- [Request]
Check each line below for the word "este", and copy those that have it.

Saved entries:
※

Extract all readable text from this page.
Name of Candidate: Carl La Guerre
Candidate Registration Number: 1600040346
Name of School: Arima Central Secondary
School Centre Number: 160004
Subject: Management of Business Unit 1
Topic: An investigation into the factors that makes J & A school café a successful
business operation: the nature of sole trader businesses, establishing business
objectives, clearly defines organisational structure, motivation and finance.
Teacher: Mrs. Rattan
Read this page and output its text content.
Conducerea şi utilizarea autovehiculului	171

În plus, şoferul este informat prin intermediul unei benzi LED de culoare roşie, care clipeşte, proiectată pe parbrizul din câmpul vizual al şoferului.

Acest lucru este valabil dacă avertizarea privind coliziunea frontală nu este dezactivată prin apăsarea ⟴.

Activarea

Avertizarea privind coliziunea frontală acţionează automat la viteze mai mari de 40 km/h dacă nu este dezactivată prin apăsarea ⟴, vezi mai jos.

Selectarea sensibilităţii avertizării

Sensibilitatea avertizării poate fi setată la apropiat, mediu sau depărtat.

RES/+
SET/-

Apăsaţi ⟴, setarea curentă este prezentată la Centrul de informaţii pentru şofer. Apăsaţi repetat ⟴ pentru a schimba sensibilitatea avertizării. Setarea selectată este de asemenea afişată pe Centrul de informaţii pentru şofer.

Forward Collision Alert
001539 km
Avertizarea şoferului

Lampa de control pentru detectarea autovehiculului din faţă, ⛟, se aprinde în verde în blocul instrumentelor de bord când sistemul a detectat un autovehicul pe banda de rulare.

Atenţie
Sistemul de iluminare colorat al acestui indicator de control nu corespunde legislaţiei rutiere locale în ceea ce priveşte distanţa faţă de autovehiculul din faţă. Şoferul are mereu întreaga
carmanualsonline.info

※

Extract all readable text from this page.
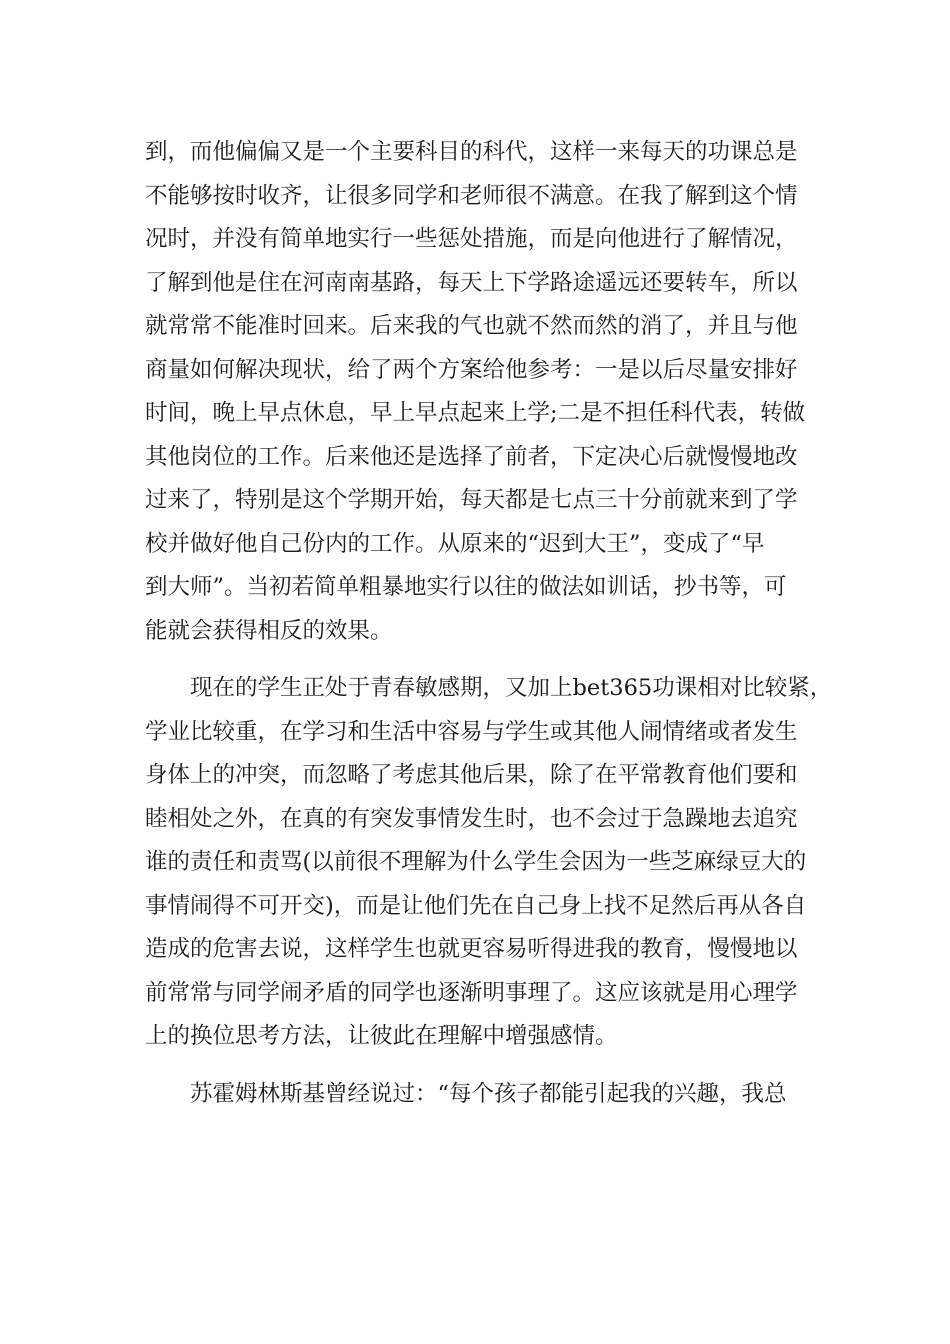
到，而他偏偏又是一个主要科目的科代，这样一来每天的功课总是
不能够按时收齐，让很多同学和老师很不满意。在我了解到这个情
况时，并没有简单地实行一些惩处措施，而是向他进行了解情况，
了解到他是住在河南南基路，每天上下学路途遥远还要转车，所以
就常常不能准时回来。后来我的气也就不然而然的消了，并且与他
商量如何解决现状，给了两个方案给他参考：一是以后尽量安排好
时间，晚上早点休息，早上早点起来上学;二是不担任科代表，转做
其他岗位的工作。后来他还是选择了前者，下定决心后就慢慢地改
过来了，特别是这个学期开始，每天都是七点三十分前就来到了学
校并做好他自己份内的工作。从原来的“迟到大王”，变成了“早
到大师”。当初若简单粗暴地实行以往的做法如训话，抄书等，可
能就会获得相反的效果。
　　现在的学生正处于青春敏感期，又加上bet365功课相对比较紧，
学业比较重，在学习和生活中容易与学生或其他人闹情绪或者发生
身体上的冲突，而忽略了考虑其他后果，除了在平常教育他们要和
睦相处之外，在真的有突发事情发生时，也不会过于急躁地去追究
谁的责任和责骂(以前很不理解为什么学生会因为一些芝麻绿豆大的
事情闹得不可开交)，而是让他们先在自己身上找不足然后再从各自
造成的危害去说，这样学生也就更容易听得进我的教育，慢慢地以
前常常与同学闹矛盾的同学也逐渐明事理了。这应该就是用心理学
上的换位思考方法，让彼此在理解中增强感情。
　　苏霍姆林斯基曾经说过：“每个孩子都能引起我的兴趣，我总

※

- [Problem solution]
În plus, şoferul este informat prin intermediul unei benzi LED de culoare roşie, care clipeşte, proiectată pe parbrizul din câmpul vizual al şoferului.
Acest lucru este valabil dacă avertizarea privind coliziunea frontală nu este dezactivată prin apăsarea ⟴.
Avertizarea privind coliziunea frontală acţionează automat la viteze mai mari de 40 km/h dacă nu este dezactivată prin apăsarea ⟴, vezi mai jos.
Apăsaţi ⟴, setarea curentă este prezentată la Centrul de informaţii pentru şofer. Apăsaţi repetat ⟴ pentru a schimba sensibilitatea avertizării. Setarea selectată este de asemenea afişată pe Centrul de informaţii pentru şofer.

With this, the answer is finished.